Collection entries:
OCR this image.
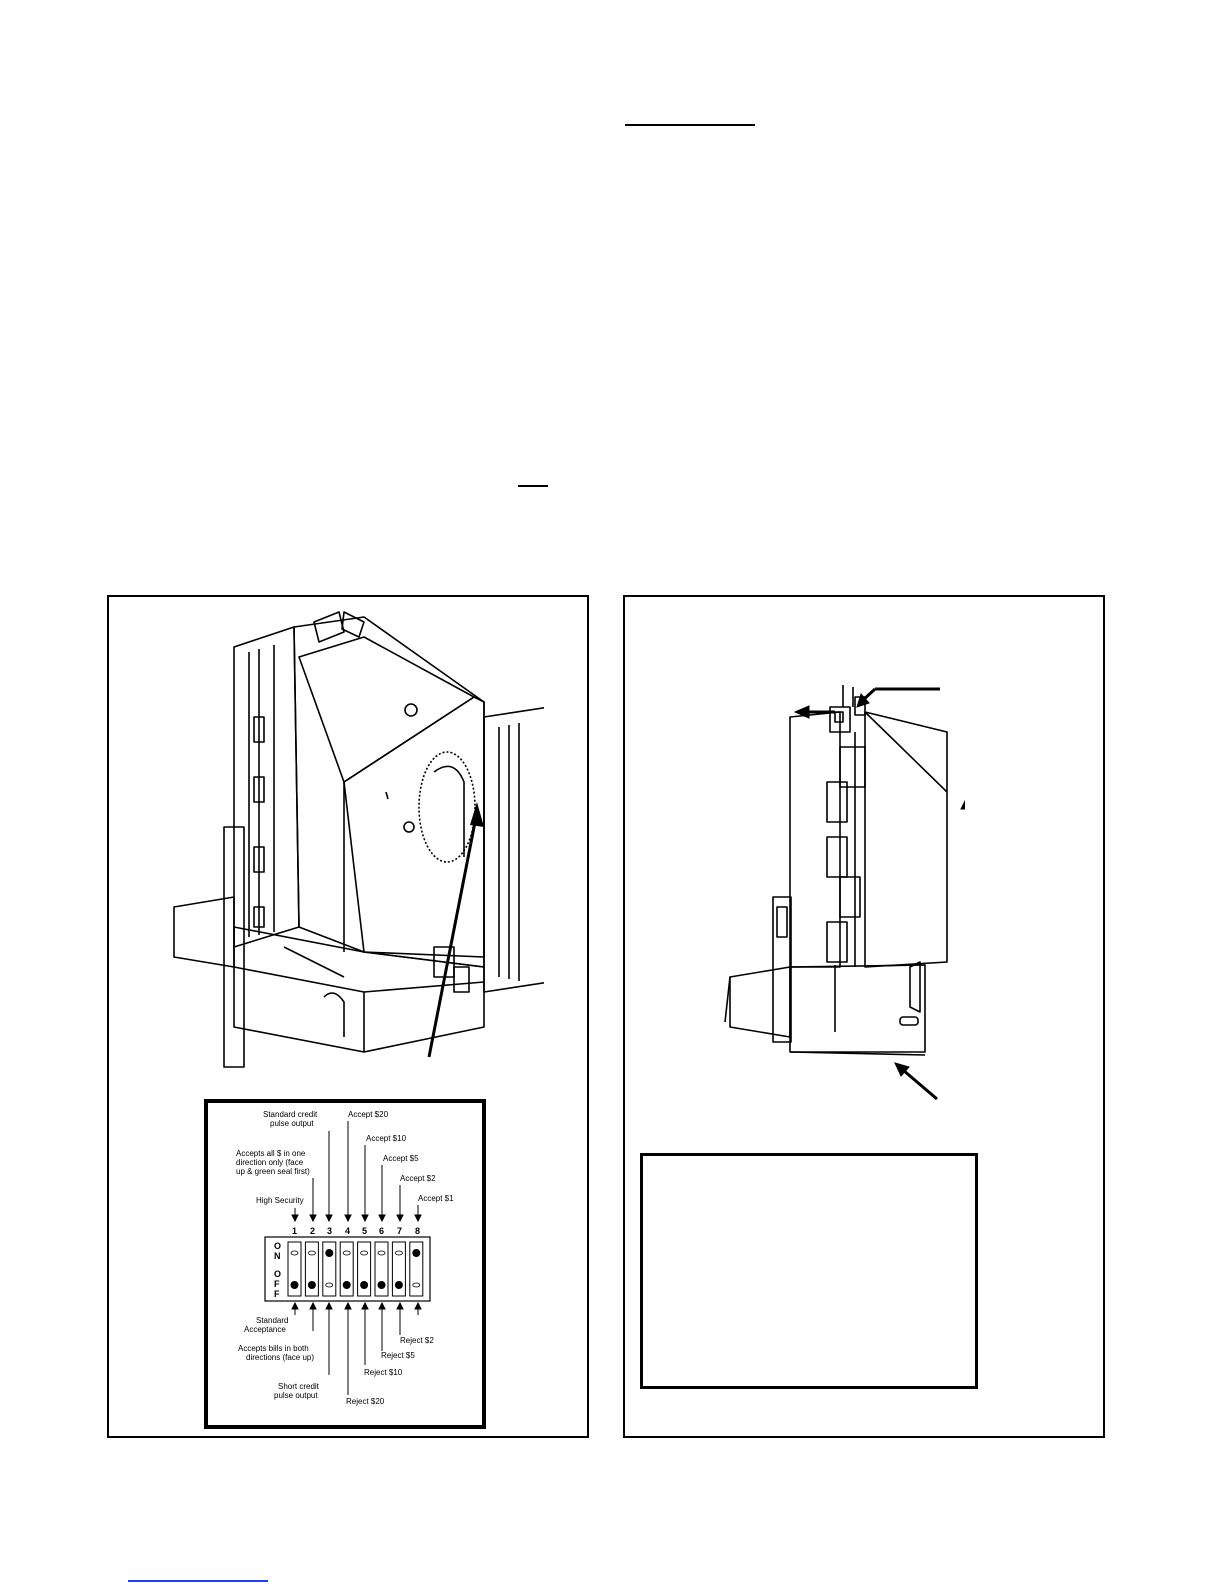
High Security
Accepts all $ in one
direction only (face
up & green seal first)
Standard credit
pulse output
Accept $20
Accept $10
Accept $5
Accept $2
Accept $1
1 2 3 4 5 6 7 8
O
N
O
F
F
Standard
Acceptance
Accepts bills in both
directions (face up)
Short credit
pulse output
Reject $20
Reject $10
Reject $5
Reject $2
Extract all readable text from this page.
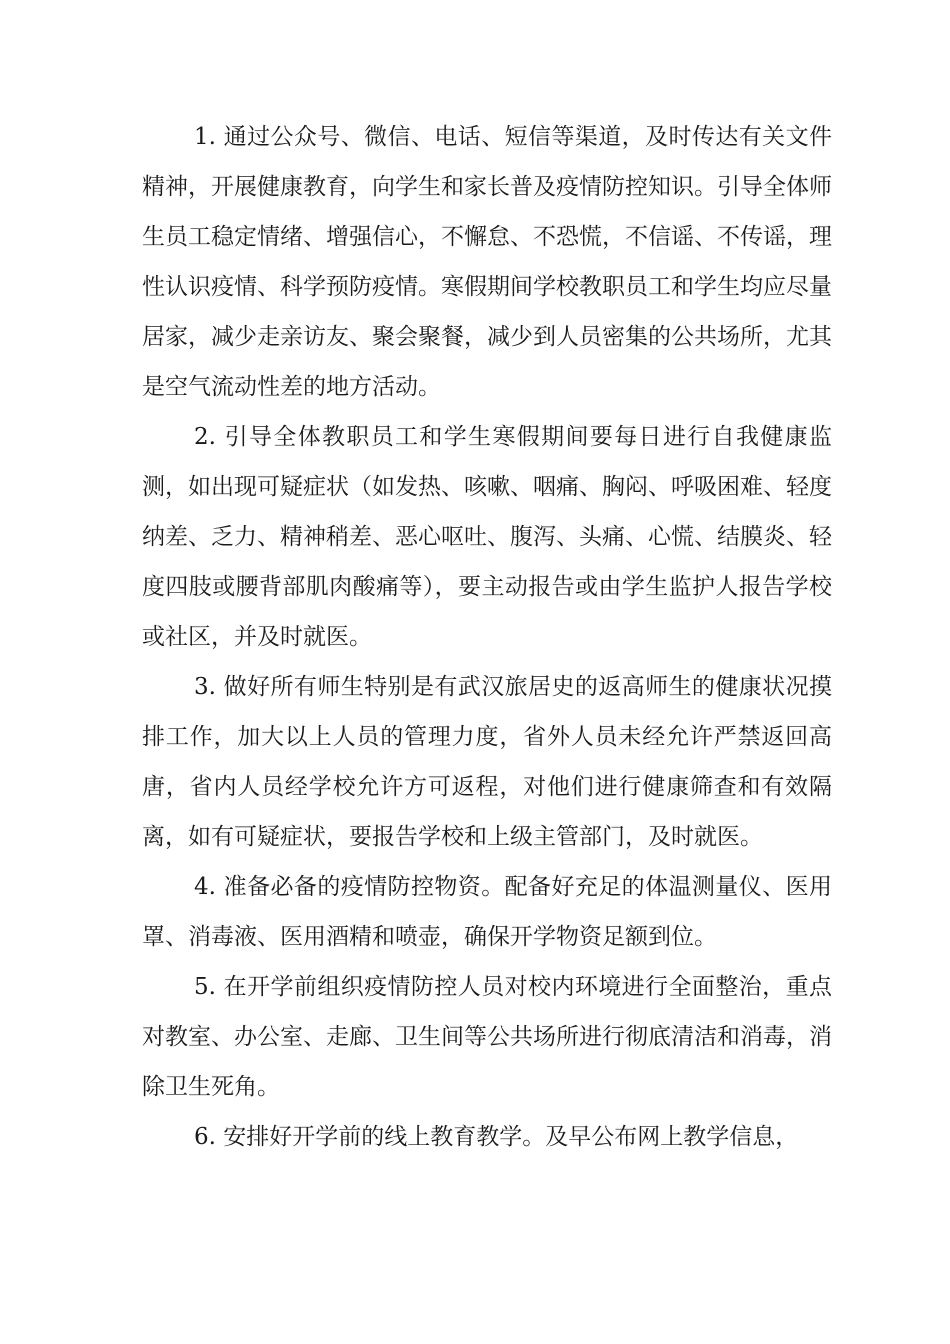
1. 通过公众号、微信、电话、短信等渠道，及时传达有关文件精神，开展健康教育，向学生和家长普及疫情防控知识。引导全体师生员工稳定情绪、增强信心，不懈怠、不恐慌，不信谣、不传谣，理性认识疫情、科学预防疫情。寒假期间学校教职员工和学生均应尽量居家，减少走亲访友、聚会聚餐，减少到人员密集的公共场所，尤其是空气流动性差的地方活动。

2. 引导全体教职员工和学生寒假期间要每日进行自我健康监测，如出现可疑症状（如发热、咳嗽、咽痛、胸闷、呼吸困难、轻度纳差、乏力、精神稍差、恶心呕吐、腹泻、头痛、心慌、结膜炎、轻度四肢或腰背部肌肉酸痛等），要主动报告或由学生监护人报告学校或社区，并及时就医。

3. 做好所有师生特别是有武汉旅居史的返高师生的健康状况摸排工作，加大以上人员的管理力度，省外人员未经允许严禁返回高唐，省内人员经学校允许方可返程，对他们进行健康筛查和有效隔离，如有可疑症状，要报告学校和上级主管部门，及时就医。

4. 准备必备的疫情防控物资。配备好充足的体温测量仪、医用罩、消毒液、医用酒精和喷壶，确保开学物资足额到位。

5. 在开学前组织疫情防控人员对校内环境进行全面整治，重点对教室、办公室、走廊、卫生间等公共场所进行彻底清洁和消毒，消除卫生死角。

6. 安排好开学前的线上教育教学。及早公布网上教学信息，
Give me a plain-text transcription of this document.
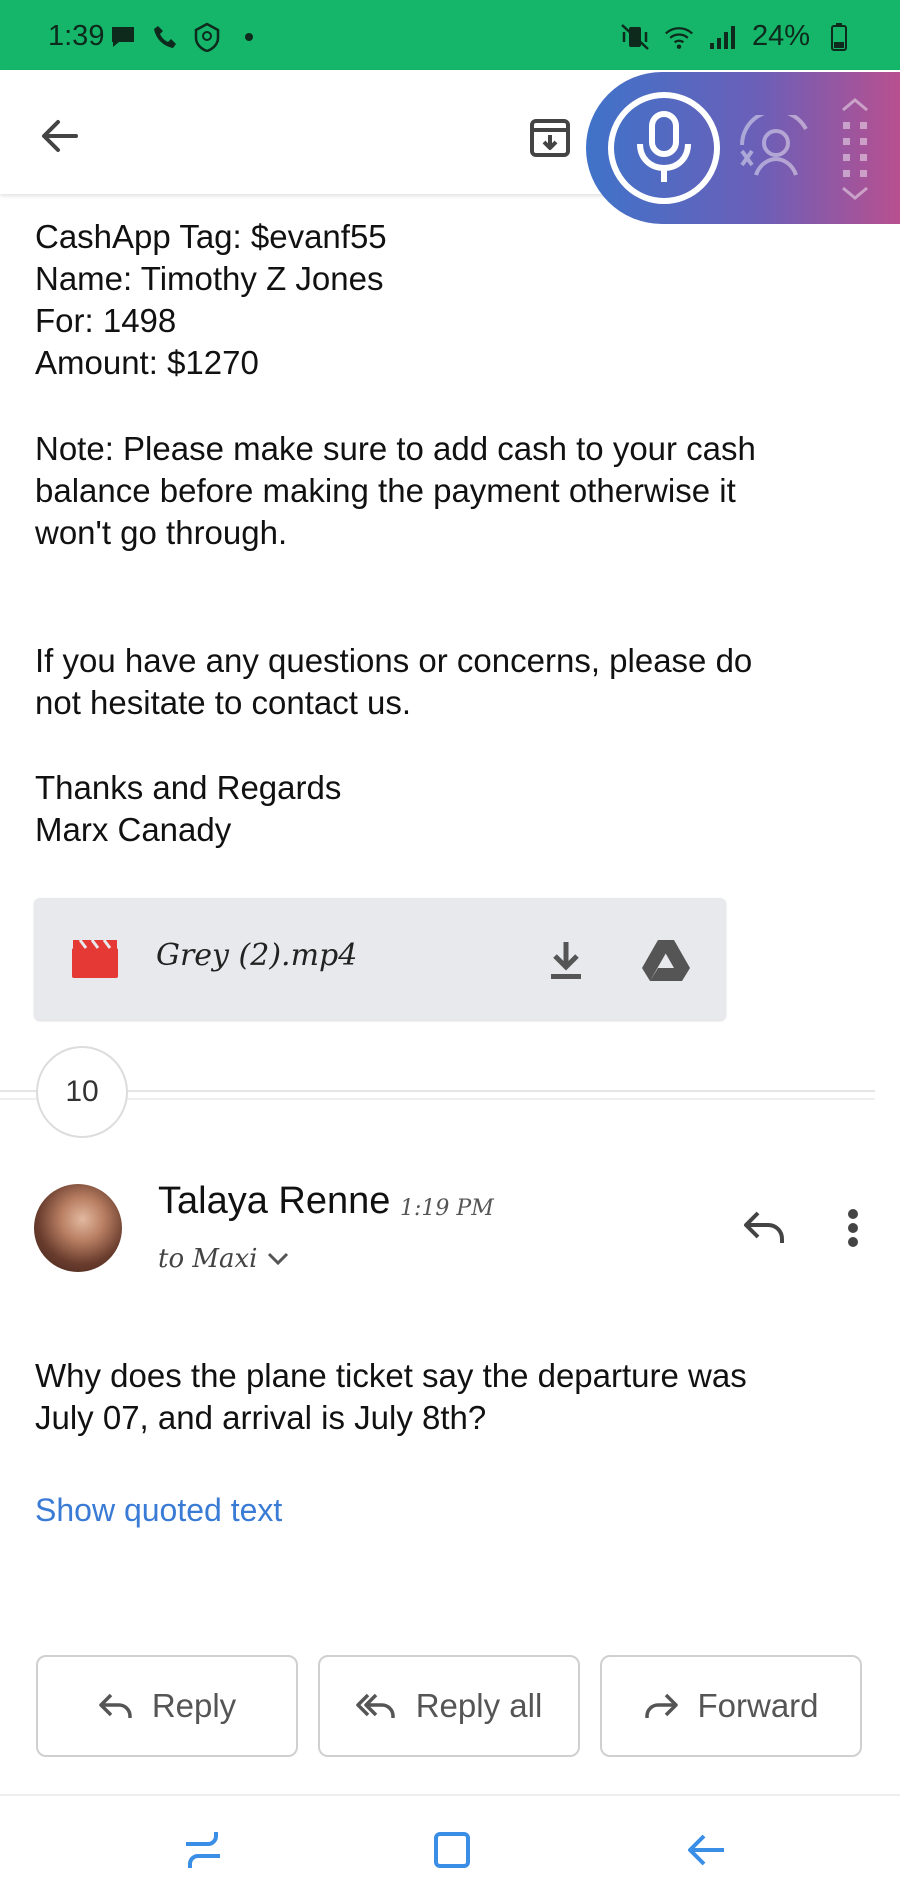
1:39	24%
CashApp Tag: $evanf55
Name: Timothy Z Jones
For: 1498
Amount: $1270
Note: Please make sure to add cash to your cash
balance before making the payment otherwise it
won't go through.
If you have any questions or concerns, please do
not hesitate to contact us.
Thanks and Regards
Marx Canady
Grey (2).mp4
10
Talaya Renne 1:19 PM
to Maxi
Why does the plane ticket say the departure was
July 07, and arrival is July 8th?
Show quoted text
Reply	Reply all	Forward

:: YOUR GOAL ::
Each entry gets copied exactly; the pictures stay out.

:: WRITTEN RESPONSE ::
OCR this image.
High Security
Accepts all $ in one
direction only (face
up & green seal first)
Standard credit
pulse output
Accept $20
Accept $10
Accept $5
Accept $2
Accept $1
1 2 3 4 5 6 7 8
O
N
O
F
F
Standard
Acceptance
Accepts bills in both
directions (face up)
Short credit
pulse output
Reject $20
Reject $10
Reject $5
Reject $2
Extract all readable text from this page.
1. 通过公众号、微信、电话、短信等渠道，及时传达有关文件精神，开展健康教育，向学生和家长普及疫情防控知识。引导全体师生员工稳定情绪、增强信心，不懈怠、不恐慌，不信谣、不传谣，理性认识疫情、科学预防疫情。寒假期间学校教职员工和学生均应尽量居家，减少走亲访友、聚会聚餐，减少到人员密集的公共场所，尤其是空气流动性差的地方活动。

2. 引导全体教职员工和学生寒假期间要每日进行自我健康监测，如出现可疑症状（如发热、咳嗽、咽痛、胸闷、呼吸困难、轻度纳差、乏力、精神稍差、恶心呕吐、腹泻、头痛、心慌、结膜炎、轻度四肢或腰背部肌肉酸痛等），要主动报告或由学生监护人报告学校或社区，并及时就医。

3. 做好所有师生特别是有武汉旅居史的返高师生的健康状况摸排工作，加大以上人员的管理力度，省外人员未经允许严禁返回高唐，省内人员经学校允许方可返程，对他们进行健康筛查和有效隔离，如有可疑症状，要报告学校和上级主管部门，及时就医。

4. 准备必备的疫情防控物资。配备好充足的体温测量仪、医用罩、消毒液、医用酒精和喷壶，确保开学物资足额到位。

5. 在开学前组织疫情防控人员对校内环境进行全面整治，重点对教室、办公室、走廊、卫生间等公共场所进行彻底清洁和消毒，消除卫生死角。

6. 安排好开学前的线上教育教学。及早公布网上教学信息，
Give me a plain-text transcription of this document.
1:39	24%
CashApp Tag: $evanf55
Name: Timothy Z Jones
For: 1498
Amount: $1270
Note: Please make sure to add cash to your cash
balance before making the payment otherwise it
won't go through.
If you have any questions or concerns, please do
not hesitate to contact us.
Thanks and Regards
Marx Canady
Grey (2).mp4
10
Talaya Renne 1:19 PM
to Maxi
Why does the plane ticket say the departure was
July 07, and arrival is July 8th?
Show quoted text
Reply	Reply all	Forward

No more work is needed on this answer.